Work to do:
Write out every entry exactly as it appears.

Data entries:

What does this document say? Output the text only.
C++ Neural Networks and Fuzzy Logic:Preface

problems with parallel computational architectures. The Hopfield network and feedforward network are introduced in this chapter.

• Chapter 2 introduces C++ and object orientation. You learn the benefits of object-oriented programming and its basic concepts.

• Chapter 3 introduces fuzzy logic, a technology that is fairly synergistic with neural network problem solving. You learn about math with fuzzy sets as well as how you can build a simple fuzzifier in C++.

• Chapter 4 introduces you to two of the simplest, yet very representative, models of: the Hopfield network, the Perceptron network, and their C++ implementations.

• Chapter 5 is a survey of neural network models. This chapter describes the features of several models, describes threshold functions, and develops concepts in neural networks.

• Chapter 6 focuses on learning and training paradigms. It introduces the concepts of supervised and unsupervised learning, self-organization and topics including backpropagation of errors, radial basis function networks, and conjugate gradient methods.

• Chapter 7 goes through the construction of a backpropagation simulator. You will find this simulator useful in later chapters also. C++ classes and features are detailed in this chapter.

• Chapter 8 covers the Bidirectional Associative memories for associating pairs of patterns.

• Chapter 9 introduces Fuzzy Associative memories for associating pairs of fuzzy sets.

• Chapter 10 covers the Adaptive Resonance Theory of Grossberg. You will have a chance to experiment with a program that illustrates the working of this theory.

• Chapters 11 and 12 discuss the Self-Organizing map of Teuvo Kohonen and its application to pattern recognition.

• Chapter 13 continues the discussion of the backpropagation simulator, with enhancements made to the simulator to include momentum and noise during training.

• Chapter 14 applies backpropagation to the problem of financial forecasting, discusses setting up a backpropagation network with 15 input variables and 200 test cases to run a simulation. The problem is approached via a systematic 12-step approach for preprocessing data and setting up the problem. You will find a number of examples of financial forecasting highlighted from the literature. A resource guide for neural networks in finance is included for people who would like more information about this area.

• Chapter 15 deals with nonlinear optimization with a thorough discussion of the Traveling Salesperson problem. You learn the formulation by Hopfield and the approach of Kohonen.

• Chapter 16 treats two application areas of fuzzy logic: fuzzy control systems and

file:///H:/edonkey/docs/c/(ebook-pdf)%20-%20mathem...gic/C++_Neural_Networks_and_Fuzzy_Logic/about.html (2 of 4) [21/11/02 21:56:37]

Result of this task:
What does this document say? Output the text only.
C++ Neural Networks and Fuzzy Logic:Preface

problems with parallel computational architectures. The Hopfield network and feedforward network are introduced in this chapter.

• Chapter 2 introduces C++ and object orientation. You learn the benefits of object-oriented programming and its basic concepts.

• Chapter 3 introduces fuzzy logic, a technology that is fairly synergistic with neural network problem solving. You learn about math with fuzzy sets as well as how you can build a simple fuzzifier in C++.

• Chapter 4 introduces you to two of the simplest, yet very representative, models of: the Hopfield network, the Perceptron network, and their C++ implementations.

• Chapter 5 is a survey of neural network models. This chapter describes the features of several models, describes threshold functions, and develops concepts in neural networks.

• Chapter 6 focuses on learning and training paradigms. It introduces the concepts of supervised and unsupervised learning, self-organization and topics including backpropagation of errors, radial basis function networks, and conjugate gradient methods.

• Chapter 7 goes through the construction of a backpropagation simulator. You will find this simulator useful in later chapters also. C++ classes and features are detailed in this chapter.

• Chapter 8 covers the Bidirectional Associative memories for associating pairs of patterns.

• Chapter 9 introduces Fuzzy Associative memories for associating pairs of fuzzy sets.

• Chapter 10 covers the Adaptive Resonance Theory of Grossberg. You will have a chance to experiment with a program that illustrates the working of this theory.

• Chapters 11 and 12 discuss the Self-Organizing map of Teuvo Kohonen and its application to pattern recognition.

• Chapter 13 continues the discussion of the backpropagation simulator, with enhancements made to the simulator to include momentum and noise during training.

• Chapter 14 applies backpropagation to the problem of financial forecasting, discusses setting up a backpropagation network with 15 input variables and 200 test cases to run a simulation. The problem is approached via a systematic 12-step approach for preprocessing data and setting up the problem. You will find a number of examples of financial forecasting highlighted from the literature. A resource guide for neural networks in finance is included for people who would like more information about this area.

• Chapter 15 deals with nonlinear optimization with a thorough discussion of the Traveling Salesperson problem. You learn the formulation by Hopfield and the approach of Kohonen.

• Chapter 16 treats two application areas of fuzzy logic: fuzzy control systems and

file:///H:/edonkey/docs/c/(ebook-pdf)%20-%20mathem...gic/C++_Neural_Networks_and_Fuzzy_Logic/about.html (2 of 4) [21/11/02 21:56:37]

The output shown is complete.